start

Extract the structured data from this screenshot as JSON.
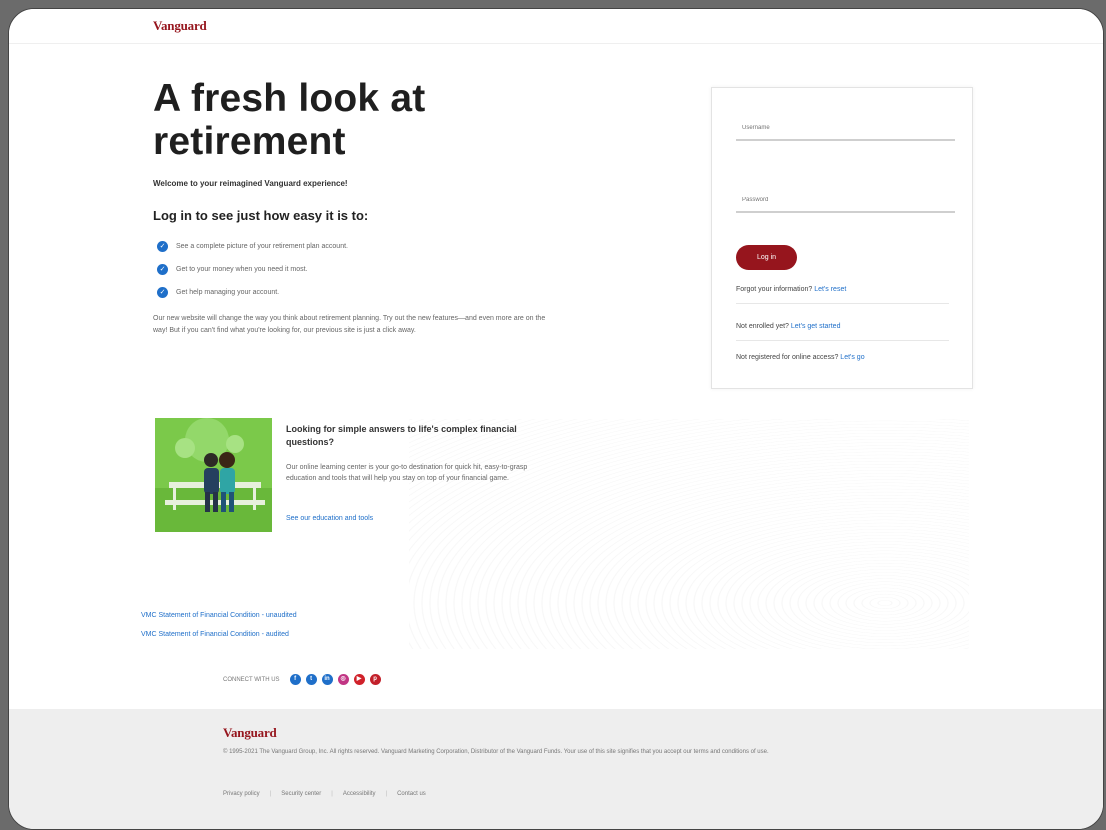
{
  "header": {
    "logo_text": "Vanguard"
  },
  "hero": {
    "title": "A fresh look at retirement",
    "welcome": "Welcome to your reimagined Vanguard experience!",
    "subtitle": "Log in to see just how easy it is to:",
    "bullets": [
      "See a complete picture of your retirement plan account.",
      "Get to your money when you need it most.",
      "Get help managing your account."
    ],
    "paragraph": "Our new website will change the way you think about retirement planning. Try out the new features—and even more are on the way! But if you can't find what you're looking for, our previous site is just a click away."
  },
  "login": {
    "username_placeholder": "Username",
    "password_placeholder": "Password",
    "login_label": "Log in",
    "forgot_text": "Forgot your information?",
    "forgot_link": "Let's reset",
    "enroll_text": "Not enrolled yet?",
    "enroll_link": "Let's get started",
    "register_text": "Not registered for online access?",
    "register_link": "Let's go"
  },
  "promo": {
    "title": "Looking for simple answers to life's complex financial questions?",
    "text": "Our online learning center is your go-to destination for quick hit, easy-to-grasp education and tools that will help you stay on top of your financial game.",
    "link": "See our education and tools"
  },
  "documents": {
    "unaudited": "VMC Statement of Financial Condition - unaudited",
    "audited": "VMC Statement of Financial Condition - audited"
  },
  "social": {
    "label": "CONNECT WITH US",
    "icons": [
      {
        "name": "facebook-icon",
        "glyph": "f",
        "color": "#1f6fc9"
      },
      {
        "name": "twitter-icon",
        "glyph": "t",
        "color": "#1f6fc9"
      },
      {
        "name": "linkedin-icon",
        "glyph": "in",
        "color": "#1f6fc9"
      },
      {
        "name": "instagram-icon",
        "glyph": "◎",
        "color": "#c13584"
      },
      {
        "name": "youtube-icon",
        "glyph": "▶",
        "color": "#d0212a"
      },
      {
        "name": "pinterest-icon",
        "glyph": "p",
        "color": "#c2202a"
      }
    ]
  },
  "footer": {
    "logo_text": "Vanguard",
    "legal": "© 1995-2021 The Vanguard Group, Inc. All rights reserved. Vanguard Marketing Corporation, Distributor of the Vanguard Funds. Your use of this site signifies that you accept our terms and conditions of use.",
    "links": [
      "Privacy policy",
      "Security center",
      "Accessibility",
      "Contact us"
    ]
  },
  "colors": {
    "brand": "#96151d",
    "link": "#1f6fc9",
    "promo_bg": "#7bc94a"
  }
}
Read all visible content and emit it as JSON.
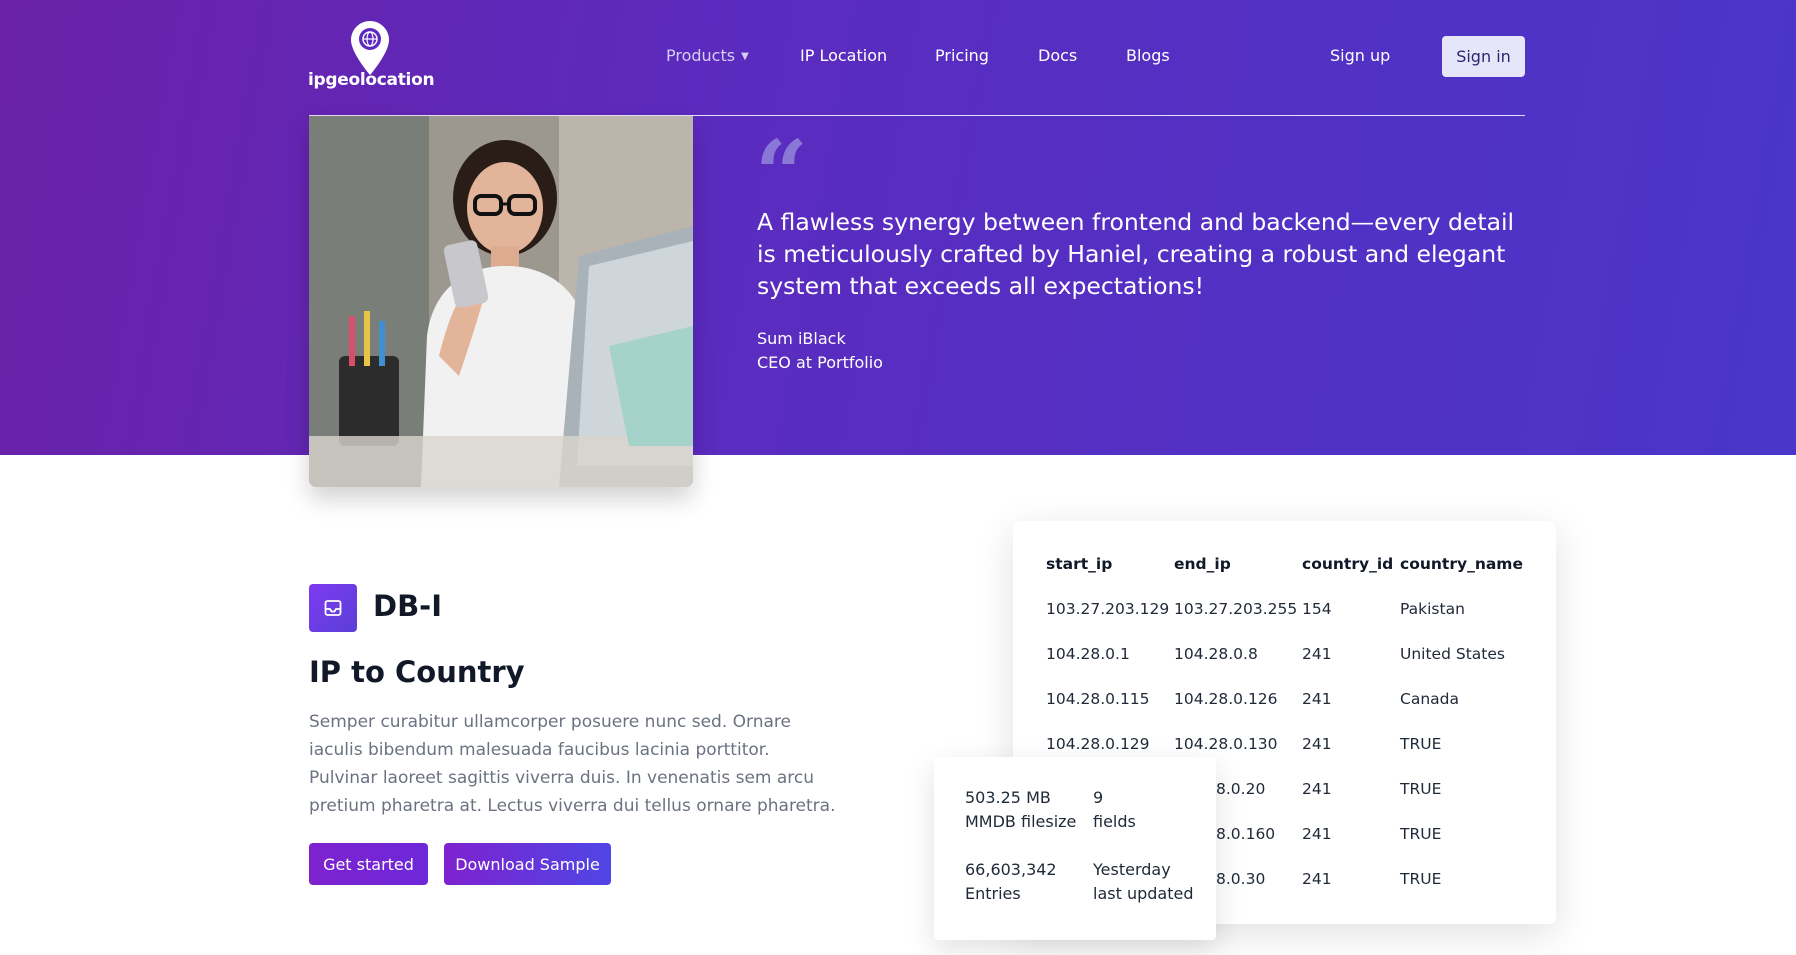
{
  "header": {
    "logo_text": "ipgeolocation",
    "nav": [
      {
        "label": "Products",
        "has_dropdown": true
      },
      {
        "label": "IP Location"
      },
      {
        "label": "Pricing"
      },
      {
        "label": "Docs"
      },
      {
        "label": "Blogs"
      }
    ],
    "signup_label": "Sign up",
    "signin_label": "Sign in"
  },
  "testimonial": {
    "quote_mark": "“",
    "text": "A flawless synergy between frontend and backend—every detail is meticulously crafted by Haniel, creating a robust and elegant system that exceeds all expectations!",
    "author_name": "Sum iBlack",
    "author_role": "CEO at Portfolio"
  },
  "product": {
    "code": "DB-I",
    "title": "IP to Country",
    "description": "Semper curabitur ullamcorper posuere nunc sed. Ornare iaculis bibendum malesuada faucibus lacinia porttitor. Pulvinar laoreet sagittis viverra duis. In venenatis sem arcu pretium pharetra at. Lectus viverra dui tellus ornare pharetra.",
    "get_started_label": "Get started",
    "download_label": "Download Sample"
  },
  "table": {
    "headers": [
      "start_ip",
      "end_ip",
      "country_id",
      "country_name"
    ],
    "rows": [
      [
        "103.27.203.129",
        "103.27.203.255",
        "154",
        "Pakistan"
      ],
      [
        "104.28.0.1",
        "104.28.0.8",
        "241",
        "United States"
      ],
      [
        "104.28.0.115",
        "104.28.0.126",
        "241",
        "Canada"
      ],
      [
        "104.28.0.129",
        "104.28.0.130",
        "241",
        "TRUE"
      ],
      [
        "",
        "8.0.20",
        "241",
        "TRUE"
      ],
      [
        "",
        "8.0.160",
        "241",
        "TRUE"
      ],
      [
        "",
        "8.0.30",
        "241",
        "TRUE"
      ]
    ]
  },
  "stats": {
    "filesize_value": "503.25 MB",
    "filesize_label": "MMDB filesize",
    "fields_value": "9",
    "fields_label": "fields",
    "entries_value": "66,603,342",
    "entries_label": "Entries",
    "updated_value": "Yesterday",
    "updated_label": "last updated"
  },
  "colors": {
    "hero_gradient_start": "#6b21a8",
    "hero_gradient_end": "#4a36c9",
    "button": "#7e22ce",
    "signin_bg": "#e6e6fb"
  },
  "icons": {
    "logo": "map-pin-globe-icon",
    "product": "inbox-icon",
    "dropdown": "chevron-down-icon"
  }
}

end

* **PROBLEM REQUIREMENTS**:
Using the material above, gather every line that includes "glyph".

* **EXERCISE RESULT**:
        "glyph": "f",
        "glyph": "t",
        "glyph": "in",
        "glyph": "◎",
        "glyph": "▶",
        "glyph": "p",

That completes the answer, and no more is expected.